[BEGIN Task material]

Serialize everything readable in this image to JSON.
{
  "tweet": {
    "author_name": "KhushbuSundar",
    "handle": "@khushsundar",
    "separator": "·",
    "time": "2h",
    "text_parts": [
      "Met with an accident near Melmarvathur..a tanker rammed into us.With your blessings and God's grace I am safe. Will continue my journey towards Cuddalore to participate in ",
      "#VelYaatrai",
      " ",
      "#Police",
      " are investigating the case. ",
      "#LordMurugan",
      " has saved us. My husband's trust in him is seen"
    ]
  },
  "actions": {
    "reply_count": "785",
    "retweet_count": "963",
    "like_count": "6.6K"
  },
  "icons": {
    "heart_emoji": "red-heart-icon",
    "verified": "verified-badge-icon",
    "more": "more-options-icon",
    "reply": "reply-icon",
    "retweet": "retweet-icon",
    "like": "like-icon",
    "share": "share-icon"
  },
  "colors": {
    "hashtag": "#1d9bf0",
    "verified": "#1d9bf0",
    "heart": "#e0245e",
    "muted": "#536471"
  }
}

[END Task material]
[BEGIN Task material]

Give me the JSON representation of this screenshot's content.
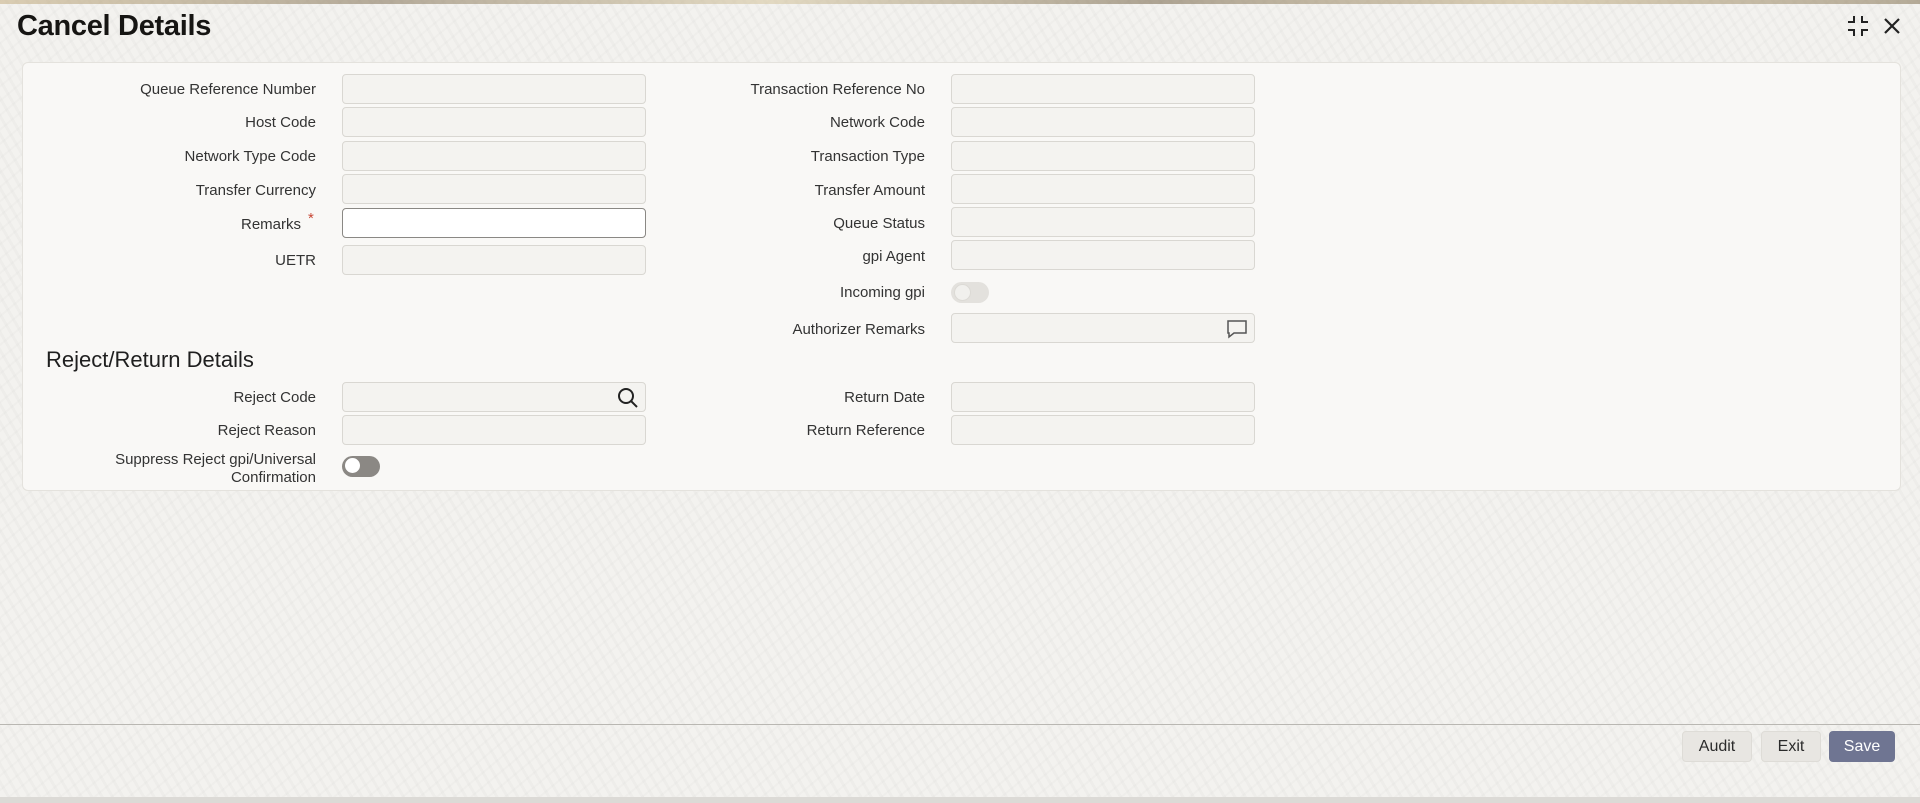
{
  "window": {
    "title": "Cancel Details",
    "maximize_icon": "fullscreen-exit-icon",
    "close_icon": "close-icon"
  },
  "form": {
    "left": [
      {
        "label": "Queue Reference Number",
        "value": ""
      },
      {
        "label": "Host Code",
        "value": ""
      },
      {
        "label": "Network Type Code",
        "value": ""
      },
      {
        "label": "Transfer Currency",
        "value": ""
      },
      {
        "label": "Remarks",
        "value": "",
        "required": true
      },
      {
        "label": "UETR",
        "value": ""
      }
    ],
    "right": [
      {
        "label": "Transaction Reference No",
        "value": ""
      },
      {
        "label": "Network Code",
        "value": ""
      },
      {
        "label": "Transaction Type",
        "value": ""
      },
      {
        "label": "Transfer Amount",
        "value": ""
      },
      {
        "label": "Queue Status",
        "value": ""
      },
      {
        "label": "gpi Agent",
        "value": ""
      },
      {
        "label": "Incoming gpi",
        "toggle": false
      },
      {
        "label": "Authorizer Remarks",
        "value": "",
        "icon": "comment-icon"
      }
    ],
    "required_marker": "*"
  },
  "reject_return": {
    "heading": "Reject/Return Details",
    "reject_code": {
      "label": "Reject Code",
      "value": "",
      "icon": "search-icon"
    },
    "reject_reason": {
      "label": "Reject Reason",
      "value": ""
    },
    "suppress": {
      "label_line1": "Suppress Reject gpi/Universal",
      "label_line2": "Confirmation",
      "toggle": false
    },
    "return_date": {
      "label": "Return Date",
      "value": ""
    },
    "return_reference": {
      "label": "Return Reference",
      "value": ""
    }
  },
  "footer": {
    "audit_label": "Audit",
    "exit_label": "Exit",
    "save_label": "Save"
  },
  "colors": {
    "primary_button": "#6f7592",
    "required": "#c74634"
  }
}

[END Task material]

:: Given request ::
Copy each line of the entries that includes the word "Transaction".

:: Response to this exercise ::
        "label": "Transaction Reference No",
        "label": "Transaction Type",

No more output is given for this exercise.